(Raw records)
================================

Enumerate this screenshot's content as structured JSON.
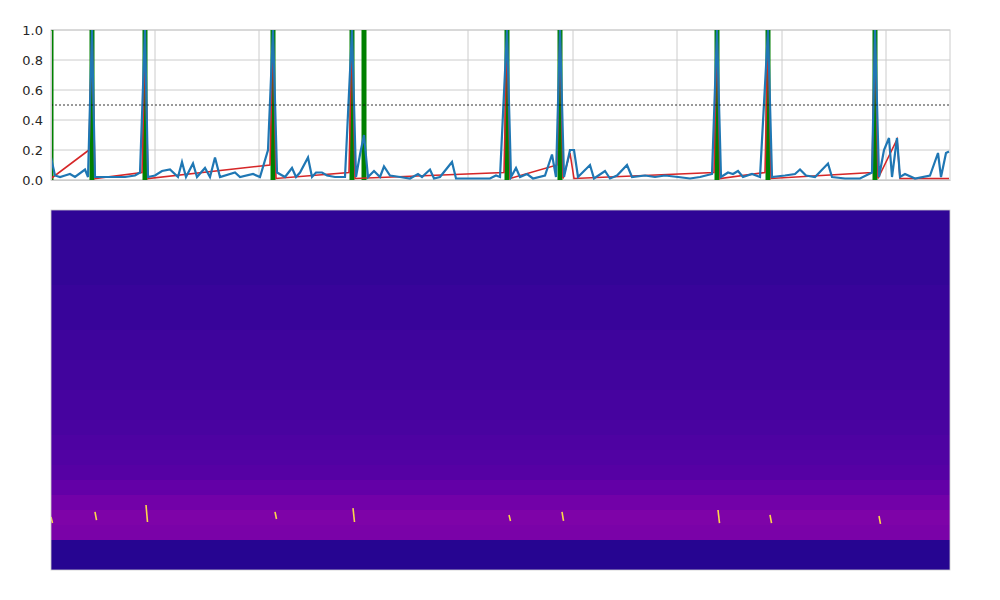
{
  "chart_data": [
    {
      "type": "line",
      "xlim": [
        0,
        899
      ],
      "xticks": [
        104,
        208,
        313,
        417,
        522,
        626,
        731,
        835
      ],
      "ylim": [
        0,
        1
      ],
      "yticks": [
        {
          "value": 0,
          "label": "0.0"
        },
        {
          "value": 0.2,
          "label": "0.2"
        },
        {
          "value": 0.4,
          "label": "0.4"
        },
        {
          "value": 0.6,
          "label": "0.6"
        },
        {
          "value": 0.8,
          "label": "0.8"
        },
        {
          "value": 1,
          "label": "1.0"
        }
      ],
      "grid": true,
      "tick_labels": "y",
      "threshold": 0.5,
      "series": [
        {
          "type": "bar",
          "color": "#008000",
          "x": [
            0,
            41,
            94,
            222,
            301,
            313,
            456,
            509,
            666,
            717,
            824
          ],
          "values": [
            1,
            1,
            1,
            1,
            1,
            1,
            1,
            1,
            1,
            1,
            1
          ]
        },
        {
          "type": "line",
          "color": "#d62728",
          "x": [
            0,
            38,
            41,
            44,
            91,
            94,
            97,
            219,
            222,
            225,
            298,
            301,
            304,
            453,
            456,
            459,
            506,
            509,
            512,
            519,
            523,
            663,
            666,
            669,
            714,
            717,
            720,
            821,
            824,
            827,
            846,
            849,
            898
          ],
          "values": [
            0.01,
            0.2,
            1.0,
            0.01,
            0.05,
            0.9,
            0.01,
            0.1,
            1.0,
            0.01,
            0.05,
            1.0,
            0.01,
            0.05,
            1.0,
            0.01,
            0.1,
            1.0,
            0.01,
            0.18,
            0.01,
            0.05,
            1.0,
            0.01,
            0.05,
            1.0,
            0.01,
            0.05,
            1.0,
            0.01,
            0.27,
            0.01,
            0.01
          ]
        },
        {
          "type": "line",
          "color": "#1f77b4",
          "x": [
            0,
            4,
            9,
            14,
            19,
            24,
            34,
            37,
            41,
            44,
            54,
            64,
            74,
            84,
            89,
            94,
            97,
            104,
            111,
            119,
            127,
            131,
            135,
            142,
            146,
            154,
            159,
            164,
            169,
            184,
            189,
            202,
            209,
            217,
            222,
            226,
            234,
            241,
            245,
            249,
            257,
            261,
            265,
            271,
            276,
            284,
            294,
            301,
            305,
            309,
            313,
            317,
            323,
            329,
            333,
            339,
            349,
            359,
            367,
            371,
            379,
            383,
            389,
            401,
            405,
            419,
            439,
            445,
            449,
            456,
            460,
            465,
            469,
            476,
            482,
            494,
            501,
            505,
            509,
            513,
            519,
            523,
            527,
            539,
            543,
            554,
            559,
            566,
            576,
            581,
            594,
            604,
            614,
            627,
            639,
            649,
            661,
            666,
            670,
            677,
            682,
            687,
            692,
            701,
            709,
            717,
            721,
            734,
            744,
            749,
            755,
            764,
            777,
            781,
            794,
            809,
            821,
            824,
            828,
            833,
            838,
            841,
            846,
            849,
            854,
            864,
            879,
            887,
            890,
            895,
            898
          ],
          "values": [
            0.15,
            0.03,
            0.02,
            0.03,
            0.04,
            0.02,
            0.07,
            0.02,
            1.0,
            0.02,
            0.02,
            0.02,
            0.02,
            0.03,
            0.05,
            1.0,
            0.02,
            0.03,
            0.06,
            0.07,
            0.02,
            0.12,
            0.02,
            0.11,
            0.02,
            0.08,
            0.02,
            0.15,
            0.02,
            0.05,
            0.02,
            0.04,
            0.02,
            0.2,
            1.0,
            0.05,
            0.02,
            0.08,
            0.02,
            0.05,
            0.15,
            0.02,
            0.05,
            0.05,
            0.03,
            0.02,
            0.02,
            1.0,
            0.02,
            0.17,
            0.3,
            0.02,
            0.06,
            0.02,
            0.09,
            0.03,
            0.02,
            0.01,
            0.04,
            0.02,
            0.07,
            0.01,
            0.02,
            0.12,
            0.01,
            0.01,
            0.01,
            0.03,
            0.02,
            1.0,
            0.02,
            0.08,
            0.02,
            0.04,
            0.01,
            0.03,
            0.17,
            0.02,
            1.0,
            0.02,
            0.2,
            0.2,
            0.02,
            0.1,
            0.01,
            0.06,
            0.01,
            0.03,
            0.1,
            0.02,
            0.03,
            0.02,
            0.03,
            0.02,
            0.01,
            0.02,
            0.04,
            1.0,
            0.02,
            0.05,
            0.04,
            0.06,
            0.02,
            0.04,
            0.02,
            1.0,
            0.02,
            0.03,
            0.04,
            0.07,
            0.03,
            0.02,
            0.11,
            0.02,
            0.01,
            0.01,
            0.05,
            1.0,
            0.02,
            0.2,
            0.28,
            0.02,
            0.28,
            0.02,
            0.04,
            0.01,
            0.03,
            0.18,
            0.02,
            0.18,
            0.19
          ]
        }
      ]
    },
    {
      "type": "heatmap",
      "xlim": [
        0,
        899
      ],
      "ylim": [
        0,
        24
      ],
      "tick_labels": false,
      "color": "plasma",
      "clim": [
        0,
        1
      ],
      "cells": [
        [
          0.06
        ],
        [
          0.06
        ],
        [
          0.07
        ],
        [
          0.07
        ],
        [
          0.07
        ],
        [
          0.08
        ],
        [
          0.08
        ],
        [
          0.08
        ],
        [
          0.09
        ],
        [
          0.09
        ],
        [
          0.1
        ],
        [
          0.1
        ],
        [
          0.11
        ],
        [
          0.11
        ],
        [
          0.12
        ],
        [
          0.13
        ],
        [
          0.14
        ],
        [
          0.15
        ],
        [
          0.18
        ],
        [
          0.22
        ],
        [
          0.25
        ],
        [
          0.24
        ],
        [
          0.04
        ],
        [
          0.04
        ]
      ],
      "calls_x": [
        0,
        44,
        95,
        224,
        302,
        458,
        511,
        667,
        719,
        828
      ],
      "calls_low": [
        3.13,
        3.33,
        3.2,
        3.4,
        3.2,
        3.27,
        3.27,
        3.13,
        3.13,
        3.07
      ],
      "calls_high": [
        3.53,
        3.87,
        4.33,
        3.87,
        4.13,
        3.67,
        3.87,
        4.0,
        3.67,
        3.6
      ]
    }
  ]
}
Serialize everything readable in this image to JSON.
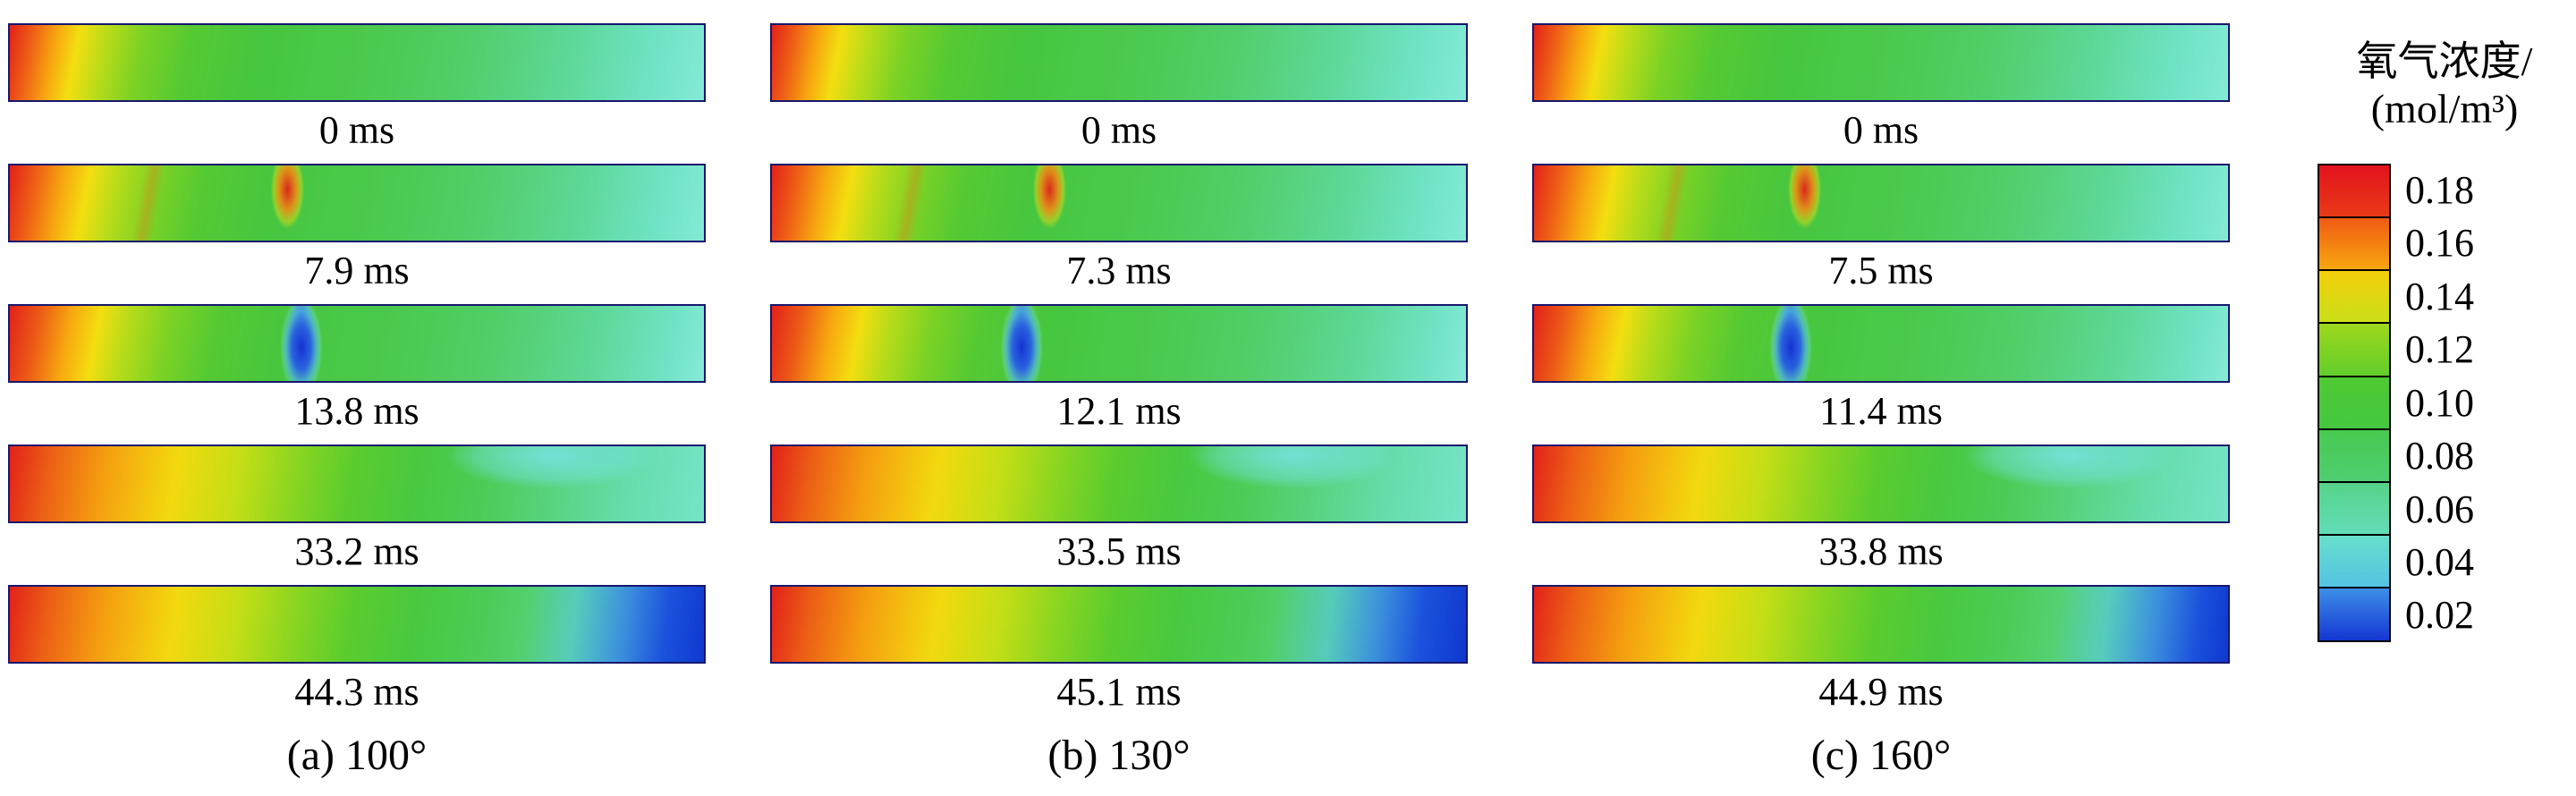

================================

## Work required
Find every line in the records above that holds the word "this", and copy each one.

## Solution to the exercise
Enumerate this screenshot's content as structured JSON.
Serialize everything readable in this image to JSON.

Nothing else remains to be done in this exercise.